Return, word for word, the material from its very first line through the line that contains "- bar-europe-2032: [610, 280, 655, 516]", including both of those lines.

***** Extracted data *****

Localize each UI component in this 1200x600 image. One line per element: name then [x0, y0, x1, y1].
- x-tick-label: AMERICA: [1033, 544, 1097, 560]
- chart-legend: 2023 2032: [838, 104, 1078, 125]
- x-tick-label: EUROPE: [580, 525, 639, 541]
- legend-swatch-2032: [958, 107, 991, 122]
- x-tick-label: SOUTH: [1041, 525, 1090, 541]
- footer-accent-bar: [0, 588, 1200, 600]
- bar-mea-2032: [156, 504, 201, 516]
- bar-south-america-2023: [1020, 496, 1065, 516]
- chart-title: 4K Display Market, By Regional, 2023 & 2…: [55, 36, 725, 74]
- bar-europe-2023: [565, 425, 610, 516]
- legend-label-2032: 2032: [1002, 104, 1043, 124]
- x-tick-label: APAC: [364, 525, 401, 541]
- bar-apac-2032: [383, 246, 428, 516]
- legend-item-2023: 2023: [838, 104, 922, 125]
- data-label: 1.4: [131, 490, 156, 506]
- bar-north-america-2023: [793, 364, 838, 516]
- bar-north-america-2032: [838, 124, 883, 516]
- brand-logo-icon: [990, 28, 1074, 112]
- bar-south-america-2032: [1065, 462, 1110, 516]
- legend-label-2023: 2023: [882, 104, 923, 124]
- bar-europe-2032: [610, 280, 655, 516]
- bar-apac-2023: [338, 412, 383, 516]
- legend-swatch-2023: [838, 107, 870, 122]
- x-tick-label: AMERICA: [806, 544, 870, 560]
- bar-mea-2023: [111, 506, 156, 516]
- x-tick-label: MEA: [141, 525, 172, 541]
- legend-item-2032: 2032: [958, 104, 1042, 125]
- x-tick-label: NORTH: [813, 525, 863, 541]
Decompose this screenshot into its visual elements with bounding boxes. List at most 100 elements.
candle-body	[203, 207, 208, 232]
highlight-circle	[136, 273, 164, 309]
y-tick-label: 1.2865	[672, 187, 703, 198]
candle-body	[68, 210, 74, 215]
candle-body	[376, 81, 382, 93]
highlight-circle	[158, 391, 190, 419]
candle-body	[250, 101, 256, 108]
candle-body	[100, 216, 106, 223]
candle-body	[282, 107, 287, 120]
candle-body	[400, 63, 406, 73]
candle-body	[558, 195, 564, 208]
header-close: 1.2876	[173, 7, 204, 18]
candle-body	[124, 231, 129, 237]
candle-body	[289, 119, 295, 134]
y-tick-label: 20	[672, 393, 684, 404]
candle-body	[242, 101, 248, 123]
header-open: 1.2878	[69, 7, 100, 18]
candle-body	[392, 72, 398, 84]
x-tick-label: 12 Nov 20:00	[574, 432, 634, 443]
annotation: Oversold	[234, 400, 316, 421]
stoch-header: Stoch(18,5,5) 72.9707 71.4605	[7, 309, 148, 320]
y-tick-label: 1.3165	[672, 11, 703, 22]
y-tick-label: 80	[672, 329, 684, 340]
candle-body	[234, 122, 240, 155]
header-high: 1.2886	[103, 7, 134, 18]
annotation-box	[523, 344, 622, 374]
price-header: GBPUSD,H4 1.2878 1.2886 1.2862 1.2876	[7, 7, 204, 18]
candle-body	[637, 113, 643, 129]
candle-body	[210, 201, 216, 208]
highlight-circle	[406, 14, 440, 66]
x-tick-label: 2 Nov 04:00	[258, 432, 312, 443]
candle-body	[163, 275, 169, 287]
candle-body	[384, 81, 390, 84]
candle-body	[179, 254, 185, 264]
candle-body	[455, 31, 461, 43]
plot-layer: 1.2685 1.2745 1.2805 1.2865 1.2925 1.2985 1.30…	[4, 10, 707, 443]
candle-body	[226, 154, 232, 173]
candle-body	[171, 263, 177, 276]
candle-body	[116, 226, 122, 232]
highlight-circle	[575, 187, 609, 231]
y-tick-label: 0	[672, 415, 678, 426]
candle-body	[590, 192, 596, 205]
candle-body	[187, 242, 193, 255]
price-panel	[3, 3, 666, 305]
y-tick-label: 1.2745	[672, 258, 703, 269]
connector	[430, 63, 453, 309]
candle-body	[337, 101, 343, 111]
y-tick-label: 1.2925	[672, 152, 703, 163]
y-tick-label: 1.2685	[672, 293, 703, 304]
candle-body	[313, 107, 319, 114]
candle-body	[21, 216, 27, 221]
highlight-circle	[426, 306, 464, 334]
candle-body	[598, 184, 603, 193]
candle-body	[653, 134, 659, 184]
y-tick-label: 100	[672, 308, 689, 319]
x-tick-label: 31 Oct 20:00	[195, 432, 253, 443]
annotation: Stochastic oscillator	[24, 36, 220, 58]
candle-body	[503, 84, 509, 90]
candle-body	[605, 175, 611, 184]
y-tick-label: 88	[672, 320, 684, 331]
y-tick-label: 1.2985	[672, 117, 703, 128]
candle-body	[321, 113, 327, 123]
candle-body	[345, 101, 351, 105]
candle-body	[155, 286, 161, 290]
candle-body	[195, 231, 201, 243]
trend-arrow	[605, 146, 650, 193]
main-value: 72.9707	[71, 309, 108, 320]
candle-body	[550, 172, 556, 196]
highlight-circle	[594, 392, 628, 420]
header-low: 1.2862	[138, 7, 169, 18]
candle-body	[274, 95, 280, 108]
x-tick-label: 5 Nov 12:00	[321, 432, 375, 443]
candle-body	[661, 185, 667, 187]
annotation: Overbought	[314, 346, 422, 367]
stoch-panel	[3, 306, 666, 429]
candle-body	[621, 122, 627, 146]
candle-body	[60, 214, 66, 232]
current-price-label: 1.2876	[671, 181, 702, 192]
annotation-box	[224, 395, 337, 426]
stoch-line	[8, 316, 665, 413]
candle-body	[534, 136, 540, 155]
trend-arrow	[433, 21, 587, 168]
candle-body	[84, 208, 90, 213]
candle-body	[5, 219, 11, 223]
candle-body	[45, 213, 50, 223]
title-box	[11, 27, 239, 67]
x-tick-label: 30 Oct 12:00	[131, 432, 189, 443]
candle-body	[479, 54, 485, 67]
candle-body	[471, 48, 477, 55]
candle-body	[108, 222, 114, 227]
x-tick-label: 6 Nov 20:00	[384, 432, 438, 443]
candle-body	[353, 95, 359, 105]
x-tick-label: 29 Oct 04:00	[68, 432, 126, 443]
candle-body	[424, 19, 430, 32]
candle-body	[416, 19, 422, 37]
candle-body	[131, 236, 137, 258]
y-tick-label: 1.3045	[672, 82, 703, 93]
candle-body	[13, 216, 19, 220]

*****

Solution:
Localize each UI component in this 1200x600 image. One line per element: name then [x0, y0, x1, y1].
- x-tick-label: AMERICA: [1033, 544, 1097, 560]
- chart-legend: 2023 2032: [838, 104, 1078, 125]
- x-tick-label: EUROPE: [580, 525, 639, 541]
- legend-swatch-2032: [958, 107, 991, 122]
- x-tick-label: SOUTH: [1041, 525, 1090, 541]
- footer-accent-bar: [0, 588, 1200, 600]
- bar-mea-2032: [156, 504, 201, 516]
- bar-south-america-2023: [1020, 496, 1065, 516]
- chart-title: 4K Display Market, By Regional, 2023 & 2…: [55, 36, 725, 74]
- bar-europe-2023: [565, 425, 610, 516]
- legend-label-2032: 2032: [1002, 104, 1043, 124]
- x-tick-label: APAC: [364, 525, 401, 541]
- bar-apac-2032: [383, 246, 428, 516]
- legend-item-2023: 2023: [838, 104, 922, 125]
- data-label: 1.4: [131, 490, 156, 506]
- bar-north-america-2023: [793, 364, 838, 516]
- bar-north-america-2032: [838, 124, 883, 516]
- brand-logo-icon: [990, 28, 1074, 112]
- bar-south-america-2032: [1065, 462, 1110, 516]
- legend-label-2023: 2023: [882, 104, 923, 124]
- bar-europe-2032: [610, 280, 655, 516]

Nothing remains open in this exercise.